# START OF Data shown

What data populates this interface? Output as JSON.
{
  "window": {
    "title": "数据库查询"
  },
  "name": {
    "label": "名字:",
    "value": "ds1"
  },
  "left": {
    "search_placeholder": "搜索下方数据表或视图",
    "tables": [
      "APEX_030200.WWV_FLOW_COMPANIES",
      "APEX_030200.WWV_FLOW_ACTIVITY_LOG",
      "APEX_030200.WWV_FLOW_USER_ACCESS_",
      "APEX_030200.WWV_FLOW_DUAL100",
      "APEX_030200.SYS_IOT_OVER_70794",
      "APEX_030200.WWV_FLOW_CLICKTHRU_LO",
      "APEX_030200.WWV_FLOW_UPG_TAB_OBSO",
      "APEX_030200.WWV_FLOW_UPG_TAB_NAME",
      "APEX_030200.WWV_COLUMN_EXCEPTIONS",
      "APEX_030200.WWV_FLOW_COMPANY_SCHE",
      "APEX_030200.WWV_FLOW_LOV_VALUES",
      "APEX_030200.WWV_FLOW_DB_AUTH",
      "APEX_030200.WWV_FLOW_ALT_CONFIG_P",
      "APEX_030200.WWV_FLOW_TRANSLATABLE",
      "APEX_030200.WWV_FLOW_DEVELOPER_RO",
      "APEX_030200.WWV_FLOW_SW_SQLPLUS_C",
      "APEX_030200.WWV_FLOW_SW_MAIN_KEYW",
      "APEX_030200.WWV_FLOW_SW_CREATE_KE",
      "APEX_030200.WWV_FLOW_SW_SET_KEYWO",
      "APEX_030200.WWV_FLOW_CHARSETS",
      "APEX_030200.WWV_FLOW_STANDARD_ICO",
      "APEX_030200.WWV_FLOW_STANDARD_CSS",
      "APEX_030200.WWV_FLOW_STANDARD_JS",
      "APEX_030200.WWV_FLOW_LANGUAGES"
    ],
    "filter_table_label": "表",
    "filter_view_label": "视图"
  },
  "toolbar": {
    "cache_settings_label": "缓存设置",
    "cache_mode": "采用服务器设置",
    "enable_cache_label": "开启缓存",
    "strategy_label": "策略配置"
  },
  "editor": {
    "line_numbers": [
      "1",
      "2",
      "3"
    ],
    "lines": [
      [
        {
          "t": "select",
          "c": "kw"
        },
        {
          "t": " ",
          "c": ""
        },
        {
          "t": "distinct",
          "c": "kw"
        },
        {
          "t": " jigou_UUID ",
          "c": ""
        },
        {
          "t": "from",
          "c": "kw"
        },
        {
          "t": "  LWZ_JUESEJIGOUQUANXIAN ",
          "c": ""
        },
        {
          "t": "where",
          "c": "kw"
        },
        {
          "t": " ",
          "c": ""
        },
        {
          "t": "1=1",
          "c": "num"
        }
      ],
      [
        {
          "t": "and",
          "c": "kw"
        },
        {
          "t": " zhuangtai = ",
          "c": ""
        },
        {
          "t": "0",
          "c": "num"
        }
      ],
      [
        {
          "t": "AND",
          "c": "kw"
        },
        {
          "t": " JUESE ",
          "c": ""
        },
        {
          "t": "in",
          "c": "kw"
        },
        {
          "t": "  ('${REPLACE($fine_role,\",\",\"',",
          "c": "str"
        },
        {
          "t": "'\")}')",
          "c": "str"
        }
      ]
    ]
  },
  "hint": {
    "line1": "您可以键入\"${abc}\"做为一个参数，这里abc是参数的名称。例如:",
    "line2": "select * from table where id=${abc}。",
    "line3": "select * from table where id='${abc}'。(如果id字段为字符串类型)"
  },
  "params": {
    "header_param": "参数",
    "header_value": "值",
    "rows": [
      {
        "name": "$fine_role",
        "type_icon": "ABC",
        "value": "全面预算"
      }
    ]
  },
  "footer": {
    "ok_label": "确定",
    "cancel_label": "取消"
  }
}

# END OF Data shown

■ Exercise details:
Restate the data above word for word, please.

■ The response:
What data populates this interface? Output as JSON.
{
  "window": {
    "title": "数据库查询"
  },
  "name": {
    "label": "名字:",
    "value": "ds1"
  },
  "left": {
    "search_placeholder": "搜索下方数据表或视图",
    "tables": [
      "APEX_030200.WWV_FLOW_COMPANIES",
      "APEX_030200.WWV_FLOW_ACTIVITY_LOG",
      "APEX_030200.WWV_FLOW_USER_ACCESS_",
      "APEX_030200.WWV_FLOW_DUAL100",
      "APEX_030200.SYS_IOT_OVER_70794",
      "APEX_030200.WWV_FLOW_CLICKTHRU_LO",
      "APEX_030200.WWV_FLOW_UPG_TAB_OBSO",
      "APEX_030200.WWV_FLOW_UPG_TAB_NAME",
      "APEX_030200.WWV_COLUMN_EXCEPTIONS",
      "APEX_030200.WWV_FLOW_COMPANY_SCHE",
      "APEX_030200.WWV_FLOW_LOV_VALUES",
      "APEX_030200.WWV_FLOW_DB_AUTH",
      "APEX_030200.WWV_FLOW_ALT_CONFIG_P",
      "APEX_030200.WWV_FLOW_TRANSLATABLE",
      "APEX_030200.WWV_FLOW_DEVELOPER_RO",
      "APEX_030200.WWV_FLOW_SW_SQLPLUS_C",
      "APEX_030200.WWV_FLOW_SW_MAIN_KEYW",
      "APEX_030200.WWV_FLOW_SW_CREATE_KE",
      "APEX_030200.WWV_FLOW_SW_SET_KEYWO",
      "APEX_030200.WWV_FLOW_CHARSETS",
      "APEX_030200.WWV_FLOW_STANDARD_ICO",
      "APEX_030200.WWV_FLOW_STANDARD_CSS",
      "APEX_030200.WWV_FLOW_STANDARD_JS",
      "APEX_030200.WWV_FLOW_LANGUAGES"
    ],
    "filter_table_label": "表",
    "filter_view_label": "视图"
  },
  "toolbar": {
    "cache_settings_label": "缓存设置",
    "cache_mode": "采用服务器设置",
    "enable_cache_label": "开启缓存",
    "strategy_label": "策略配置"
  },
  "editor": {
    "line_numbers": [
      "1",
      "2",
      "3"
    ],
    "lines": [
      [
        {
          "t": "select",
          "c": "kw"
        },
        {
          "t": " ",
          "c": ""
        },
        {
          "t": "distinct",
          "c": "kw"
        },
        {
          "t": " jigou_UUID ",
          "c": ""
        },
        {
          "t": "from",
          "c": "kw"
        },
        {
          "t": "  LWZ_JUESEJIGOUQUANXIAN ",
          "c": ""
        },
        {
          "t": "where",
          "c": "kw"
        },
        {
          "t": " ",
          "c": ""
        },
        {
          "t": "1=1",
          "c": "num"
        }
      ],
      [
        {
          "t": "and",
          "c": "kw"
        },
        {
          "t": " zhuangtai = ",
          "c": ""
        },
        {
          "t": "0",
          "c": "num"
        }
      ],
      [
        {
          "t": "AND",
          "c": "kw"
        },
        {
          "t": " JUESE ",
          "c": ""
        },
        {
          "t": "in",
          "c": "kw"
        },
        {
          "t": "  ('${REPLACE($fine_role,\",\",\"',",
          "c": "str"
        },
        {
          "t": "'\")}')",
          "c": "str"
        }
      ]
    ]
  },
  "hint": {
    "line1": "您可以键入\"${abc}\"做为一个参数，这里abc是参数的名称。例如:",
    "line2": "select * from table where id=${abc}。",
    "line3": "select * from table where id='${abc}'。(如果id字段为字符串类型)"
  },
  "params": {
    "header_param": "参数",
    "header_value": "值",
    "rows": [
      {
        "name": "$fine_role",
        "type_icon": "ABC",
        "value": "全面预算"
      }
    ]
  },
  "footer": {
    "ok_label": "确定",
    "cancel_label": "取消"
  }
}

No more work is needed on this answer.